GOAL OF THE EXERCISE
Gather up all lines that carry the word "positivos".

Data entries
╔══

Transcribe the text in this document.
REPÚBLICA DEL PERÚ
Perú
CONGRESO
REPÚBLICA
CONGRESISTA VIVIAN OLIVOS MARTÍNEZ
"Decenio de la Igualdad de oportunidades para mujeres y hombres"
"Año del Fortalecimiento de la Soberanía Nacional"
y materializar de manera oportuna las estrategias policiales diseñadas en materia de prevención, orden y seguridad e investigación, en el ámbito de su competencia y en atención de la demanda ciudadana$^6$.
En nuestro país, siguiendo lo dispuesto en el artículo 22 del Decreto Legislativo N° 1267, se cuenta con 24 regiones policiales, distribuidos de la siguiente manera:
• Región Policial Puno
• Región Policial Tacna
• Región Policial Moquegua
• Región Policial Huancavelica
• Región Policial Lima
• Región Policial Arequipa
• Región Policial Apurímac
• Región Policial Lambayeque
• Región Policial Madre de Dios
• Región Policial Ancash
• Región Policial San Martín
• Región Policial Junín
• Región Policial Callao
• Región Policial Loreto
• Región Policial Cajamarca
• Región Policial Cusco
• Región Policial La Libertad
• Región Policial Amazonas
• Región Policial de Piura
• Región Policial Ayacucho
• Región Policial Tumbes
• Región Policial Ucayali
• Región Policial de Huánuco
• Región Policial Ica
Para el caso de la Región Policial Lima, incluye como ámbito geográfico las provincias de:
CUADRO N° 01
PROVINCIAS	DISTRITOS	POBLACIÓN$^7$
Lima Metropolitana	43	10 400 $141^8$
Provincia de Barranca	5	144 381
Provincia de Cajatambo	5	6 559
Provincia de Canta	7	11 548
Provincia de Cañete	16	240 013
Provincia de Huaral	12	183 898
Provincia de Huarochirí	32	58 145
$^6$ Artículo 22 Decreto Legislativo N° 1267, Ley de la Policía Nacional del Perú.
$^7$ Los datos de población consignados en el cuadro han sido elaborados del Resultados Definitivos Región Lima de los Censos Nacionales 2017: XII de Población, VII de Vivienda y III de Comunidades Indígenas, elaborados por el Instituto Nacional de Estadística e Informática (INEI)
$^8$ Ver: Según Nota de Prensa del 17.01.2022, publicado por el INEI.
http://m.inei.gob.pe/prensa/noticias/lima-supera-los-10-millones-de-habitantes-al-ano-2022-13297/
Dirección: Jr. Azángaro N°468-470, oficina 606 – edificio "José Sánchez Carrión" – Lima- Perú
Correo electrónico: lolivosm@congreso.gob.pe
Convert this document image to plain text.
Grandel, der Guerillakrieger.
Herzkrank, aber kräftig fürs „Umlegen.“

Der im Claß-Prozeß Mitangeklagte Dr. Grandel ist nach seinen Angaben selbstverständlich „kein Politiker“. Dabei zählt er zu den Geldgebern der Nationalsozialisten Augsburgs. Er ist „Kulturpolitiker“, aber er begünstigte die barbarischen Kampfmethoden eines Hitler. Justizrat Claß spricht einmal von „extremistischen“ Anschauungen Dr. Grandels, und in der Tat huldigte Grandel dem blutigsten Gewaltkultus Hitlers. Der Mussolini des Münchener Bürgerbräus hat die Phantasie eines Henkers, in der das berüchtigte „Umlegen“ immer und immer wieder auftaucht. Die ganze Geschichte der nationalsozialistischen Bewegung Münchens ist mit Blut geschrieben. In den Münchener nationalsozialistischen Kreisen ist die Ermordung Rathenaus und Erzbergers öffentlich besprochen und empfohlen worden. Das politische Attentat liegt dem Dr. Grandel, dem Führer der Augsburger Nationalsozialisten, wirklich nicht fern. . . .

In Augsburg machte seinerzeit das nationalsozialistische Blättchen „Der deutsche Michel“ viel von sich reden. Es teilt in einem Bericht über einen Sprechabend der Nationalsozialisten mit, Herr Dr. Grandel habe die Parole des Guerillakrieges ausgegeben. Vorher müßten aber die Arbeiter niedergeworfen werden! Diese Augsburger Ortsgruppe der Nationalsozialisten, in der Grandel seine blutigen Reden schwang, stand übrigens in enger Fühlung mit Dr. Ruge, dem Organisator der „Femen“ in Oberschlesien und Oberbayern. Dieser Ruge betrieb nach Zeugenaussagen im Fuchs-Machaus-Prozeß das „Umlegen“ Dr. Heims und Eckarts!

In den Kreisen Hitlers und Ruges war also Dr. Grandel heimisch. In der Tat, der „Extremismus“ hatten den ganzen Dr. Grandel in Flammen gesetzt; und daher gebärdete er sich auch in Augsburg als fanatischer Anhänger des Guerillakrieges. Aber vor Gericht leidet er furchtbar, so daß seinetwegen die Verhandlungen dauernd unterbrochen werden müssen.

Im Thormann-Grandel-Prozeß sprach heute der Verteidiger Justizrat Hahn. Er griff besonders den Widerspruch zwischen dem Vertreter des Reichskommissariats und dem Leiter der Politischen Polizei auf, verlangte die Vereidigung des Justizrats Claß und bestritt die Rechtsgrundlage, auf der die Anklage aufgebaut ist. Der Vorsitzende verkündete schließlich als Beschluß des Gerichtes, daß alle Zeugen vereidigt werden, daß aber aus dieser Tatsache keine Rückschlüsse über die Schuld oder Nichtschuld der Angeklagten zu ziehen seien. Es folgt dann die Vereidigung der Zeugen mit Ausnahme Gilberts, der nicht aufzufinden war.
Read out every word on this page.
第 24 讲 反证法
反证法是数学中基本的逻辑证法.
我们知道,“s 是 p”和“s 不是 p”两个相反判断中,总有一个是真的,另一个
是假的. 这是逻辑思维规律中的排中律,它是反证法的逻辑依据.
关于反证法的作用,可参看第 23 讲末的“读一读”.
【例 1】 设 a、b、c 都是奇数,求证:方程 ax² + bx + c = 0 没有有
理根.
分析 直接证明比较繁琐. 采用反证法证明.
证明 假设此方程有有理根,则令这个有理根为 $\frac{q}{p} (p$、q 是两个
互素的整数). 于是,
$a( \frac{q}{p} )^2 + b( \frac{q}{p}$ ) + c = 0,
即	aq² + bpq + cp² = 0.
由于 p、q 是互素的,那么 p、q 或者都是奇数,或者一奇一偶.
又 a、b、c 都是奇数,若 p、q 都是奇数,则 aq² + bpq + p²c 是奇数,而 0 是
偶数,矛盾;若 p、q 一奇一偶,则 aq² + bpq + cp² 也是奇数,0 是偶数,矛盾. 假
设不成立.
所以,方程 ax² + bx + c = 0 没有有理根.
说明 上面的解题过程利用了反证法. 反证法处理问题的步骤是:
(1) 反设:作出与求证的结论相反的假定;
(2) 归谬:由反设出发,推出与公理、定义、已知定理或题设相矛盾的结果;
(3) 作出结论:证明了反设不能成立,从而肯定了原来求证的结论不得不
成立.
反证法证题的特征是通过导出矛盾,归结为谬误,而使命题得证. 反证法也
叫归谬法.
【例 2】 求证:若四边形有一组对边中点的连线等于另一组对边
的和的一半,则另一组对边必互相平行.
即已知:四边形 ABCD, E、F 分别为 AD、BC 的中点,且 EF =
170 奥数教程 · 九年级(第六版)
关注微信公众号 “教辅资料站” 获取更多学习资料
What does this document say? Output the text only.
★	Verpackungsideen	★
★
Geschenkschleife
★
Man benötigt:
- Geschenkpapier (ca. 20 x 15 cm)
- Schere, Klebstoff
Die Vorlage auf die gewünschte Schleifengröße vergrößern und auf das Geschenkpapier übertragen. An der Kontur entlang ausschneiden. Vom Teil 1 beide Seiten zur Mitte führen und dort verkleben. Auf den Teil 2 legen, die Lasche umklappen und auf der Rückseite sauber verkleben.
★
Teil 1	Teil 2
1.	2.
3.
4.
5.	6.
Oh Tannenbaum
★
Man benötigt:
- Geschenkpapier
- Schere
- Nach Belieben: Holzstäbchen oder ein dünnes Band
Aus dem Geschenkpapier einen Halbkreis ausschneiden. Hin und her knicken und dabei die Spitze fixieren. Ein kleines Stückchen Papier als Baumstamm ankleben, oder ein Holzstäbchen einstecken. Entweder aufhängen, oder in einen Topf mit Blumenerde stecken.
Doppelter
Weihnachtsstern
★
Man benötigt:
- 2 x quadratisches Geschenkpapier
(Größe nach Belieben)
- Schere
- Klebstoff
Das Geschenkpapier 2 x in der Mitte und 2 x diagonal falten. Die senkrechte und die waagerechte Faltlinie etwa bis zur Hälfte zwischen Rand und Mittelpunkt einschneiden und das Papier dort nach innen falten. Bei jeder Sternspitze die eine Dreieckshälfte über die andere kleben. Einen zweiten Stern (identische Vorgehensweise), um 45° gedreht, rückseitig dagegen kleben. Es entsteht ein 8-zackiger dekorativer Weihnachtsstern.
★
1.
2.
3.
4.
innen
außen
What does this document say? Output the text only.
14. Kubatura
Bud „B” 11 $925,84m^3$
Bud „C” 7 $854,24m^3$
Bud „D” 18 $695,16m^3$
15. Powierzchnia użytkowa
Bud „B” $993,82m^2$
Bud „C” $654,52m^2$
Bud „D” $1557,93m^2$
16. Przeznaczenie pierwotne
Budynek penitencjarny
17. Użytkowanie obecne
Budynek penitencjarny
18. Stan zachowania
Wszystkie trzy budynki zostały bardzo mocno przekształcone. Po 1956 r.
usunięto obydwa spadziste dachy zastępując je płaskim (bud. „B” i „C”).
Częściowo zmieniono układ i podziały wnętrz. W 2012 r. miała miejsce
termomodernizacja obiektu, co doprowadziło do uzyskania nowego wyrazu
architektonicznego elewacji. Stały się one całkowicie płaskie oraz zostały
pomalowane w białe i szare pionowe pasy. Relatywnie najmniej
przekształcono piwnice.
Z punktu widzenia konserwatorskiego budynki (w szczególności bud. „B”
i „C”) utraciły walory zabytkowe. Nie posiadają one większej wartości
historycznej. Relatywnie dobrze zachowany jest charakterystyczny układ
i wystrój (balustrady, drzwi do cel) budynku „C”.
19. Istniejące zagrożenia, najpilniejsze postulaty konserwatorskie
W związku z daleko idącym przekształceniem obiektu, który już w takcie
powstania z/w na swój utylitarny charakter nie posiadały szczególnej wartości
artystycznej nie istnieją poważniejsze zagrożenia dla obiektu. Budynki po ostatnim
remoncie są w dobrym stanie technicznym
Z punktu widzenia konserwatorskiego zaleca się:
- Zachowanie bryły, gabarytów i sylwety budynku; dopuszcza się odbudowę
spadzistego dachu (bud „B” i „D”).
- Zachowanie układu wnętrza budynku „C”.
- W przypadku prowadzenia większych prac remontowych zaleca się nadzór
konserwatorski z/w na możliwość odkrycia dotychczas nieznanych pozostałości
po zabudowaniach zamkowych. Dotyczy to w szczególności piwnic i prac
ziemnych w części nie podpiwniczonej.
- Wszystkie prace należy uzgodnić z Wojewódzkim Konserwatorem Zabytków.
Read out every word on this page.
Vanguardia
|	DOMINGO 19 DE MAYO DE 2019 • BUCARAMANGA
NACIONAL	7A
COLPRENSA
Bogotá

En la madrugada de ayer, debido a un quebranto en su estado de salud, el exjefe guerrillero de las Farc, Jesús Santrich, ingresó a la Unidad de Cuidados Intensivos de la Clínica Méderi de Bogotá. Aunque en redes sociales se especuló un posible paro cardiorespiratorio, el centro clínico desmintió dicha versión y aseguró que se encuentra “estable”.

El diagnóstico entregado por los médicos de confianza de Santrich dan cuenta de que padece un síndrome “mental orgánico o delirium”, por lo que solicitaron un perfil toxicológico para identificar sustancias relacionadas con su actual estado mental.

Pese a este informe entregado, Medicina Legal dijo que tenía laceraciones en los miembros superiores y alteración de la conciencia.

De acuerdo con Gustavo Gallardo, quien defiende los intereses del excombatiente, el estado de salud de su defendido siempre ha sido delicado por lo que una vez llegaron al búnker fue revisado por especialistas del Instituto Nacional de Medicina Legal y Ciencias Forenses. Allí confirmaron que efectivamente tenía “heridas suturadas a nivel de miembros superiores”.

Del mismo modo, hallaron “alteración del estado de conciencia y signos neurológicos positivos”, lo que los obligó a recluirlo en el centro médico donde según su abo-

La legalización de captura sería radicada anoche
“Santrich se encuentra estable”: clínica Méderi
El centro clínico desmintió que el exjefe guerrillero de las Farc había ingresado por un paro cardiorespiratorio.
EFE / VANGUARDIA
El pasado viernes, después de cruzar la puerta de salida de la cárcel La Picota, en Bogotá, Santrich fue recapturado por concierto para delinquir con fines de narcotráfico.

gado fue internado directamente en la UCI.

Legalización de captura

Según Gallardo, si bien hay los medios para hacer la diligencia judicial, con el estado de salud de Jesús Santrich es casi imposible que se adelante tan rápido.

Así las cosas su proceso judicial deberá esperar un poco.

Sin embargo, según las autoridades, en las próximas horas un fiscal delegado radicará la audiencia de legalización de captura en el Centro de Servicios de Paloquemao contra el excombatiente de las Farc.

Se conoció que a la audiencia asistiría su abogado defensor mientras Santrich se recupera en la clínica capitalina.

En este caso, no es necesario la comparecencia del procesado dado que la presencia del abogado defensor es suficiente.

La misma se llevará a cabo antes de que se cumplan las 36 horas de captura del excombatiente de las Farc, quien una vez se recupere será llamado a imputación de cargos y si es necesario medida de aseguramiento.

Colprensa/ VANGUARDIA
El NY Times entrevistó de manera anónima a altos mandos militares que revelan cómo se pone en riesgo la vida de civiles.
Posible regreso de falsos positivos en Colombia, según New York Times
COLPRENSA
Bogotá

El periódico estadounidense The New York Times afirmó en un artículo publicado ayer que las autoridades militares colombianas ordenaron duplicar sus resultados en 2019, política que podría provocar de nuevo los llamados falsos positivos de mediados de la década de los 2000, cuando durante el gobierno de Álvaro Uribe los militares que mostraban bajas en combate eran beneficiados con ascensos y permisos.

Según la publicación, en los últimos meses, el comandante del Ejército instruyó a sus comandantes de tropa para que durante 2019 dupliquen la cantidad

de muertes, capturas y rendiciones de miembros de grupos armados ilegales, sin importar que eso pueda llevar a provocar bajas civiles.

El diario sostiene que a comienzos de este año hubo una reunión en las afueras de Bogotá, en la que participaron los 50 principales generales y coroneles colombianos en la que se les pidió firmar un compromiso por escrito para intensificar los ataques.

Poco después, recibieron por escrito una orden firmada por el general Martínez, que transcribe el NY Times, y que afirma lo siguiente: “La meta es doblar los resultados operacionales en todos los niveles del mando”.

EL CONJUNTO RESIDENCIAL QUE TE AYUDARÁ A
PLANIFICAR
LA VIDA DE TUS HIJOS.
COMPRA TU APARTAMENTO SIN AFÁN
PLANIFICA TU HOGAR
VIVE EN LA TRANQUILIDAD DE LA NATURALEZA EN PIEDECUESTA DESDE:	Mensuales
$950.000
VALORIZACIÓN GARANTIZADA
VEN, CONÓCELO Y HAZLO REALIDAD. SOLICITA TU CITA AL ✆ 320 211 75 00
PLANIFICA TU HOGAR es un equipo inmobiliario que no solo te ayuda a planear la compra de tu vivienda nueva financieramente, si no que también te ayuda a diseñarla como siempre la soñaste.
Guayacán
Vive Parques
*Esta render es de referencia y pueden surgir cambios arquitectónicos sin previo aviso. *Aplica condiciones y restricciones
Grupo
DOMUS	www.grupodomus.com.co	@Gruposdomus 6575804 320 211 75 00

╚══

OUTPUT OF THE EXERCISE
Del mismo modo, hallaron “alteración del estado de conciencia y signos neurológicos positivos”, lo que los obligó a recluirlo en el centro médico donde según su abo-
Posible regreso de falsos positivos en Colombia, según New York Times
El periódico estadounidense The New York Times afirmó en un artículo publicado ayer que las autoridades militares colombianas ordenaron duplicar sus resultados en 2019, política que podría provocar de nuevo los llamados falsos positivos de mediados de la década de los 2000, cuando durante el gobierno de Álvaro Uribe los militares que mostraban bajas en combate eran beneficiados con ascensos y permisos.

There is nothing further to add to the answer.